» Records shown
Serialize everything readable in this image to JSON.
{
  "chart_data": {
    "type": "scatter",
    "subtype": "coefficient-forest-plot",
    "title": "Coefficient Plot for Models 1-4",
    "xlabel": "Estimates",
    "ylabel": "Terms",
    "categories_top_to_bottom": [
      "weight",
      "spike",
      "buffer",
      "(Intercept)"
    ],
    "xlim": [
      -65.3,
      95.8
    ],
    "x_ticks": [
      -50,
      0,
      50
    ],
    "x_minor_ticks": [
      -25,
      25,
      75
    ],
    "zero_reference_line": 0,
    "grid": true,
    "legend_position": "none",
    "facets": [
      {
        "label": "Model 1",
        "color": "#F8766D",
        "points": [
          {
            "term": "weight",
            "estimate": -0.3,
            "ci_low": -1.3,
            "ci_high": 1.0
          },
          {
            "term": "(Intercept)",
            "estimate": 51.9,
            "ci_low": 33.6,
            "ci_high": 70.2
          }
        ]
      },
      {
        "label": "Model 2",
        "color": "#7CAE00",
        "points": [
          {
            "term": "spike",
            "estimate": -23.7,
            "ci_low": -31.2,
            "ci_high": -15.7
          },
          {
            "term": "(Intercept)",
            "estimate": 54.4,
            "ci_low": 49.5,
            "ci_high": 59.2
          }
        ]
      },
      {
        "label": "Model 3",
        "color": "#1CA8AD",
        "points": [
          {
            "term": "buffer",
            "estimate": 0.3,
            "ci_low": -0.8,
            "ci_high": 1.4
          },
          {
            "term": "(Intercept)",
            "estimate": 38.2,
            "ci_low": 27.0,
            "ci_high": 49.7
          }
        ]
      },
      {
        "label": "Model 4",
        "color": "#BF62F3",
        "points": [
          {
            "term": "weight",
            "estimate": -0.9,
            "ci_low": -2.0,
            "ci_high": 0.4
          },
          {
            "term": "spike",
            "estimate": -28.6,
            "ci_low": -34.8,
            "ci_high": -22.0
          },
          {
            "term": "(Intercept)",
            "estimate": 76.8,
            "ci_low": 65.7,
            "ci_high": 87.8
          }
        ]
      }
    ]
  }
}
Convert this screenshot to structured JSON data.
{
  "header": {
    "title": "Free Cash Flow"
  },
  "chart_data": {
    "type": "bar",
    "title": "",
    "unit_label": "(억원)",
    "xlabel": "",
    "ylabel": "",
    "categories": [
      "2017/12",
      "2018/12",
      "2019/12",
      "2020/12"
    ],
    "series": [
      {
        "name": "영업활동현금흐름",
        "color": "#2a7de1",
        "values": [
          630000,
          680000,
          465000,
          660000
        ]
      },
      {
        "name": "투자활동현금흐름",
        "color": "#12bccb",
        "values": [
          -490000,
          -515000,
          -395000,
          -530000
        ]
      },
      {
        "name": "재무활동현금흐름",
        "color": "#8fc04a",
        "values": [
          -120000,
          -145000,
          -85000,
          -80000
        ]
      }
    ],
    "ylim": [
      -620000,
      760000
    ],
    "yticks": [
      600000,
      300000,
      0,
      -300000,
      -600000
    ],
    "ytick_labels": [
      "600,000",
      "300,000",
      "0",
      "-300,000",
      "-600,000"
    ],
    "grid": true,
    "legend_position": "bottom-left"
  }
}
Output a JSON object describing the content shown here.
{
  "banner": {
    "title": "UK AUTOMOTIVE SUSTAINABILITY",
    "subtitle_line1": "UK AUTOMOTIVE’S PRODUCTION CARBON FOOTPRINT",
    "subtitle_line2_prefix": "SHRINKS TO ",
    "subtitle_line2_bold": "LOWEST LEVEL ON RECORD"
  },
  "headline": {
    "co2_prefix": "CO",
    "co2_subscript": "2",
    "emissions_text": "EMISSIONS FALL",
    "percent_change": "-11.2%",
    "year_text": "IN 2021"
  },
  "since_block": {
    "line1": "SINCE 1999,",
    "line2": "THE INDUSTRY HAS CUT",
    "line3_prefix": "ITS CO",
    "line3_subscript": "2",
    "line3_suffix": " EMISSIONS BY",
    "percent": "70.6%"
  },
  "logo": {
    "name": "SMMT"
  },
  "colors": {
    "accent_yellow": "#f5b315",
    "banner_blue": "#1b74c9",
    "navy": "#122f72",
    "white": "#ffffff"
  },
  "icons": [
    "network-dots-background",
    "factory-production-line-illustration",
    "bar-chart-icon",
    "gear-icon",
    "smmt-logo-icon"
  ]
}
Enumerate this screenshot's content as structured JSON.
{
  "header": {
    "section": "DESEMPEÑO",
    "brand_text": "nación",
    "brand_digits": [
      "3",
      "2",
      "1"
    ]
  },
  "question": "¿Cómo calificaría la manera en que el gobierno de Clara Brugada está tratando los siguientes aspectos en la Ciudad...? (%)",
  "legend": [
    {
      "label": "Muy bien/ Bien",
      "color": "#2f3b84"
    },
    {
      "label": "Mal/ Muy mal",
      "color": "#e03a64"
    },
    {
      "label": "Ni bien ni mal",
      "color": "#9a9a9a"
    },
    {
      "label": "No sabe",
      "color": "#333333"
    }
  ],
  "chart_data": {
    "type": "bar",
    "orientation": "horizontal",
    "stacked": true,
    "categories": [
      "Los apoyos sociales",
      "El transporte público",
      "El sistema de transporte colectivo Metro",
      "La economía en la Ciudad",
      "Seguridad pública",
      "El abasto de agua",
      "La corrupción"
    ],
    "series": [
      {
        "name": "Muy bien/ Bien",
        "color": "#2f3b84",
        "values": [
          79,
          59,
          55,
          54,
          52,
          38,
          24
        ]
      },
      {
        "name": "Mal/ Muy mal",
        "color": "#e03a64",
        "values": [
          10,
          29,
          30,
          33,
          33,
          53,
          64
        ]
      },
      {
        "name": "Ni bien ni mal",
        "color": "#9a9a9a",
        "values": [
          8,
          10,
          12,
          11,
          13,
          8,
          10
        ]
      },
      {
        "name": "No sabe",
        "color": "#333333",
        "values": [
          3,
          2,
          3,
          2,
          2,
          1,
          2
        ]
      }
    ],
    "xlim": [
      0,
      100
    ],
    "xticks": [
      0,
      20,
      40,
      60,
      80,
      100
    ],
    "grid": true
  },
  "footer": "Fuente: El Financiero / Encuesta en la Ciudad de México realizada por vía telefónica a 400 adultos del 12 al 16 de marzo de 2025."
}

» Exercise details
Examine the records and pull out every line where the string "content" occurs.

» Answer
Output a JSON object describing the content shown here.
Enumerate this screenshot's content as structured JSON.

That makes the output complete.